*Set exercise*.
All lines in which the word "name" occurs are to be extracted.

• • • • •

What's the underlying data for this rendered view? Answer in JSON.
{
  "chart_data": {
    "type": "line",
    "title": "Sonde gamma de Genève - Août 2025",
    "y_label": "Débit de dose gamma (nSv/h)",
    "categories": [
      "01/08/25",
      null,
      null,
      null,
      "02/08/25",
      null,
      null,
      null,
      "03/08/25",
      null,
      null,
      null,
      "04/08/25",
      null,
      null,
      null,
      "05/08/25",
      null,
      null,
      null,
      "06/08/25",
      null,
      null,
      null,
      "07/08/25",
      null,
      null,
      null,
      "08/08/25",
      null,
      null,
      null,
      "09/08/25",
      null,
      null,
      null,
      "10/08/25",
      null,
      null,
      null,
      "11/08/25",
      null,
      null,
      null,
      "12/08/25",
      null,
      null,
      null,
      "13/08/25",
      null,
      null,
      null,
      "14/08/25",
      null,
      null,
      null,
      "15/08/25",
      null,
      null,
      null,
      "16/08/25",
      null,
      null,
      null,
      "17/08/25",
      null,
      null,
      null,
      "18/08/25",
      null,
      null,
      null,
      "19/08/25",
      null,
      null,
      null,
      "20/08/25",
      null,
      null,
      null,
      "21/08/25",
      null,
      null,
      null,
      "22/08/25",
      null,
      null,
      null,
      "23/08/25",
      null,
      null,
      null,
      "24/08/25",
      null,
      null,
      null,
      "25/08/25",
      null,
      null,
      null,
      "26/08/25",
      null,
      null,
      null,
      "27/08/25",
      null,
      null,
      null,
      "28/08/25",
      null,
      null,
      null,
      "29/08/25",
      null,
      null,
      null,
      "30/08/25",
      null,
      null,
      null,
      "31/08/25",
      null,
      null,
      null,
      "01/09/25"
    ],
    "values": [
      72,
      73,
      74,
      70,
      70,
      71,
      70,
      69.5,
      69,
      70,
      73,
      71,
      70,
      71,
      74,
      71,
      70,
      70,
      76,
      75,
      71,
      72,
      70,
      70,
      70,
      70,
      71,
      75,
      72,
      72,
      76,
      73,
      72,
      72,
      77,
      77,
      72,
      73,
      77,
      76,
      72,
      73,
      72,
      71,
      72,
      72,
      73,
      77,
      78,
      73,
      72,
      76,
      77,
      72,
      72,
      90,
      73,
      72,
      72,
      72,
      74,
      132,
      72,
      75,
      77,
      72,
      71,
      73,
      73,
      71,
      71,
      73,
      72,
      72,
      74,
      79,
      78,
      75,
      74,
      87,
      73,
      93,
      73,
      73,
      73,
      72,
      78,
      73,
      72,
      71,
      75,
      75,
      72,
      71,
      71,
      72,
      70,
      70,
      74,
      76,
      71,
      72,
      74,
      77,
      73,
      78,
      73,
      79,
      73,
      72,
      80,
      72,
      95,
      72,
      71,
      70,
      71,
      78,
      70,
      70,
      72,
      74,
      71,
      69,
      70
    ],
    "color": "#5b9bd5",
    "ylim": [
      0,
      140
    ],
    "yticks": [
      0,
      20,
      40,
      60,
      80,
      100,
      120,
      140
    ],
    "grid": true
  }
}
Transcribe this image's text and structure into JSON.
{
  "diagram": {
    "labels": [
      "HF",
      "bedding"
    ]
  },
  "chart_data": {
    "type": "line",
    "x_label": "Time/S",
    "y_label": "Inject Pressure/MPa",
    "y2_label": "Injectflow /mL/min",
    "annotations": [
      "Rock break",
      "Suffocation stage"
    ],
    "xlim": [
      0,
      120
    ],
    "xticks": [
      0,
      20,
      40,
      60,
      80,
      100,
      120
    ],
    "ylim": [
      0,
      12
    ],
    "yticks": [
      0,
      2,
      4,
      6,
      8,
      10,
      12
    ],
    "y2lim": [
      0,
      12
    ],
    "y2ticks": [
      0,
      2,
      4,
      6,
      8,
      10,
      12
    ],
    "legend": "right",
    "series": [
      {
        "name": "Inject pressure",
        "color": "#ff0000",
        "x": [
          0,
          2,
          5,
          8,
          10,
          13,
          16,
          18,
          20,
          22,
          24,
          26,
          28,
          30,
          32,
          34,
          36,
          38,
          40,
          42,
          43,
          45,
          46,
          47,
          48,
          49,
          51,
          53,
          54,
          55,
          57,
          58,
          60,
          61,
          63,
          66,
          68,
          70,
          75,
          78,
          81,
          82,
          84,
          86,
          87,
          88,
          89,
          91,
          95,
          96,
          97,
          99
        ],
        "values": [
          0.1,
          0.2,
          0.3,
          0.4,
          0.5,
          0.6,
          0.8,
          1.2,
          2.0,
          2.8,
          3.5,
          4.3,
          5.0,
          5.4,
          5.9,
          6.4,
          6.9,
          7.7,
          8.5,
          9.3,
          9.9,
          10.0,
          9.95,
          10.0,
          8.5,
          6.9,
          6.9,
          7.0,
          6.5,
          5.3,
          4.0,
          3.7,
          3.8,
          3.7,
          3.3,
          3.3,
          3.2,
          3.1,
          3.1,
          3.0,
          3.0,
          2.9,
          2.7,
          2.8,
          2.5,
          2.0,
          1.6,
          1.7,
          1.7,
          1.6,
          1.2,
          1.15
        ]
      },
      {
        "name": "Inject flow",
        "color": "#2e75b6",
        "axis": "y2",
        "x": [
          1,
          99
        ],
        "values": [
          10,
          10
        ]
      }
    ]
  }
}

• • • • •

*Response for this exercise*.
        "name": "Inject pressure",
        "name": "Inject flow",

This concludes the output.